(Saved entries)
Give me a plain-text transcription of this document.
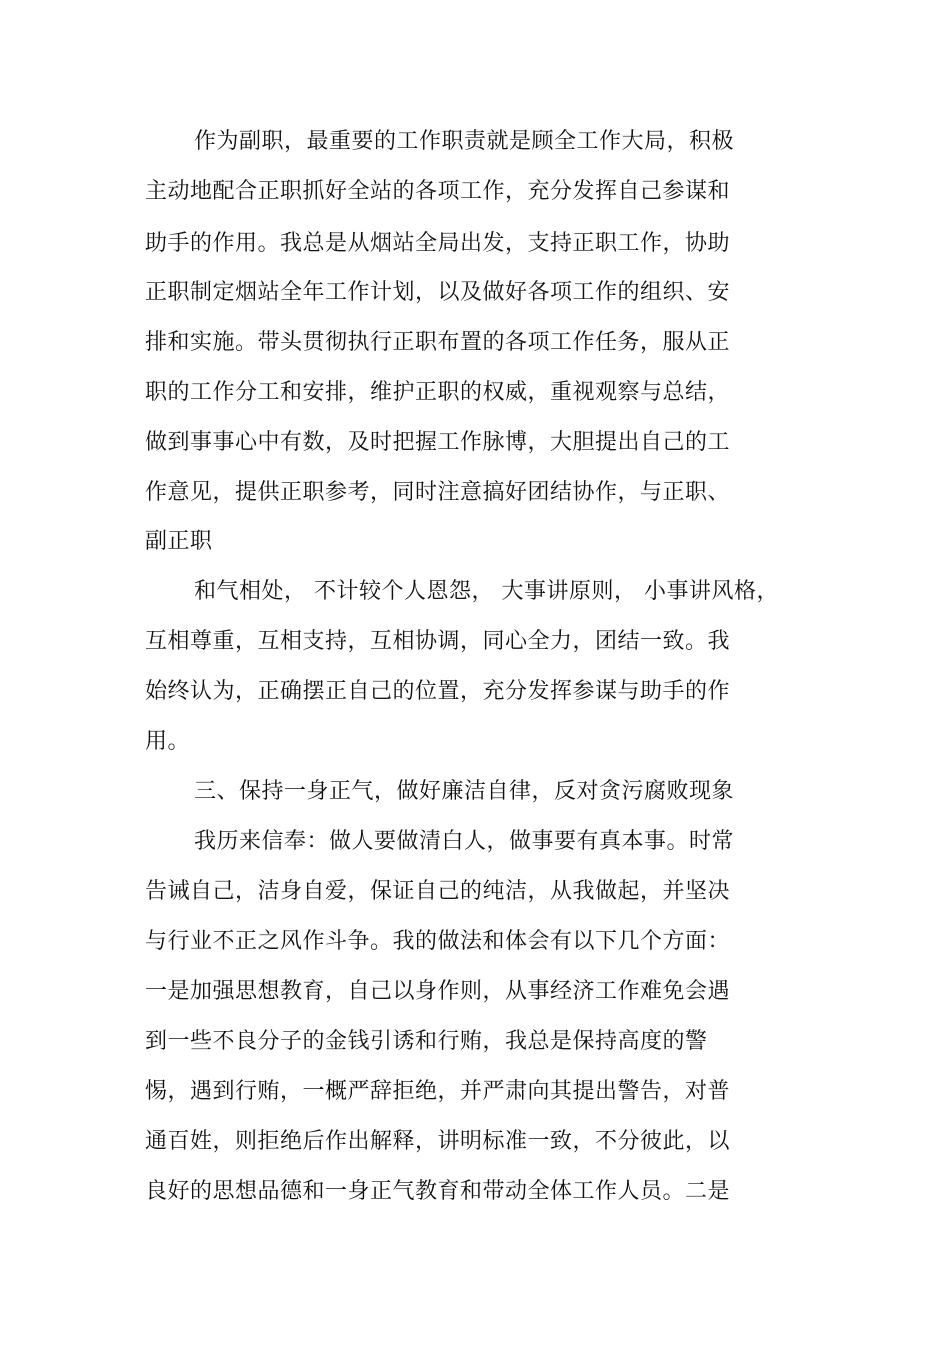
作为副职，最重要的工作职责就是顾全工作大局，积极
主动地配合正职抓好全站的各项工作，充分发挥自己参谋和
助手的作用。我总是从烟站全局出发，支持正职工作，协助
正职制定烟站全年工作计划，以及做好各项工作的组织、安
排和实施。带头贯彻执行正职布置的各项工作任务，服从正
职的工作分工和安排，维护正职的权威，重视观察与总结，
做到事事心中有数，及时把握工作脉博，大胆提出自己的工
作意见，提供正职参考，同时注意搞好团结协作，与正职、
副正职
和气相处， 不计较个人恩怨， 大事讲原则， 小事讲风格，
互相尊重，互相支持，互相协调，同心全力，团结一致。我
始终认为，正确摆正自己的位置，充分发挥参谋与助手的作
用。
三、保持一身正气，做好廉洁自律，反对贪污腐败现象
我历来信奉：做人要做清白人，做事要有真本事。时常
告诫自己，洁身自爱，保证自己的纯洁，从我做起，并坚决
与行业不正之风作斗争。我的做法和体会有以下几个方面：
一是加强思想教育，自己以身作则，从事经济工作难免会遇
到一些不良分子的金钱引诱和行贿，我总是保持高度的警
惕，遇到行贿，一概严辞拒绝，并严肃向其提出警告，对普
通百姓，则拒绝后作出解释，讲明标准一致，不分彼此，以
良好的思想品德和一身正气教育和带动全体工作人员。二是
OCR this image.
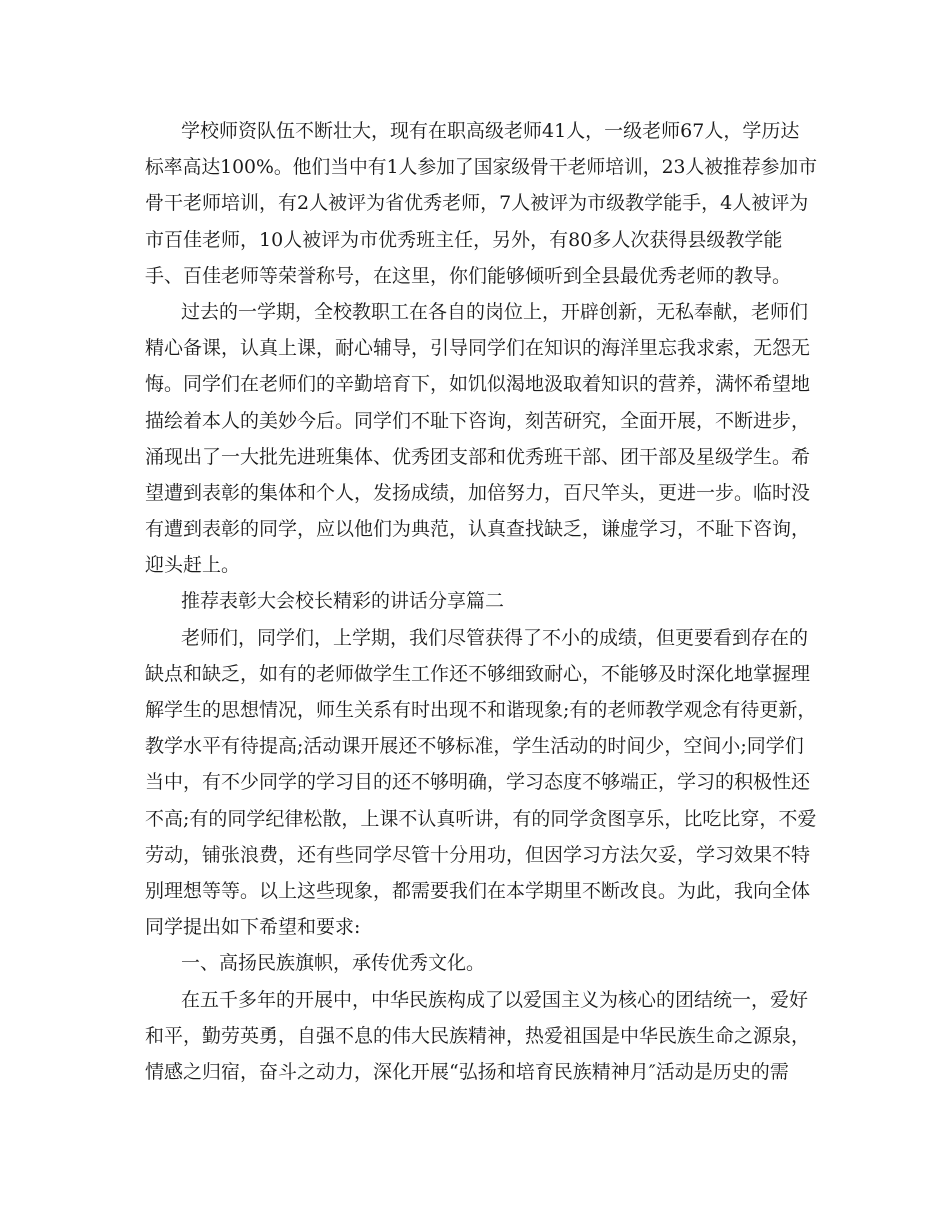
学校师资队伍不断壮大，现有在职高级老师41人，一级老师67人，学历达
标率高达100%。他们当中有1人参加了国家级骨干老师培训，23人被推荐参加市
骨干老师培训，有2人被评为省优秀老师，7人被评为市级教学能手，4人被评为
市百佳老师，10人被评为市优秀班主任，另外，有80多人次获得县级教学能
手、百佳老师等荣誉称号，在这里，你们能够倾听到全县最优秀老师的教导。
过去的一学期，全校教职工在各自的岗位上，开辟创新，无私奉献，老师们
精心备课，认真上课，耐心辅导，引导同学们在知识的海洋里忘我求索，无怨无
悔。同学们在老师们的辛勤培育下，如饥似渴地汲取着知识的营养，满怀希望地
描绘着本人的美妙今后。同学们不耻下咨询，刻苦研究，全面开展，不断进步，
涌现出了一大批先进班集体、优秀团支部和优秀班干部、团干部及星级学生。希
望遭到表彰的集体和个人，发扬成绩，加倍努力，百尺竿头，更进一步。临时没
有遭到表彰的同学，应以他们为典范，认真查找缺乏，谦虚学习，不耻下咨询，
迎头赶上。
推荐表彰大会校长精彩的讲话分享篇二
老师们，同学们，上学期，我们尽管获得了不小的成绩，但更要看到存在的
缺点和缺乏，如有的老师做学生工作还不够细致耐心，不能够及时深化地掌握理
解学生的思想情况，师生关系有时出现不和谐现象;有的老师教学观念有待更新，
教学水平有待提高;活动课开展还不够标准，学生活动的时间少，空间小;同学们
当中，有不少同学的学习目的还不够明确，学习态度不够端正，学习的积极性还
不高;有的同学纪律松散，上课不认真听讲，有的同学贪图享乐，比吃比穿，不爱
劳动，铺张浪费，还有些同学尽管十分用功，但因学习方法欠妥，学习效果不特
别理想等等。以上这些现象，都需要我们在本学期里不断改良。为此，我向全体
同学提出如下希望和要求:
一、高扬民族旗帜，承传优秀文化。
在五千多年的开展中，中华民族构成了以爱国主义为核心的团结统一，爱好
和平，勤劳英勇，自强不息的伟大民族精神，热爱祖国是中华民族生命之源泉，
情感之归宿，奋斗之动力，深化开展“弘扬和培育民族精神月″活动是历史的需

- [SET TASK]
Which lines contain "this"? Show each of them.

- [EXERCISE SOLUTION]
Give me a plain-text transcription of this document.
OCR this image.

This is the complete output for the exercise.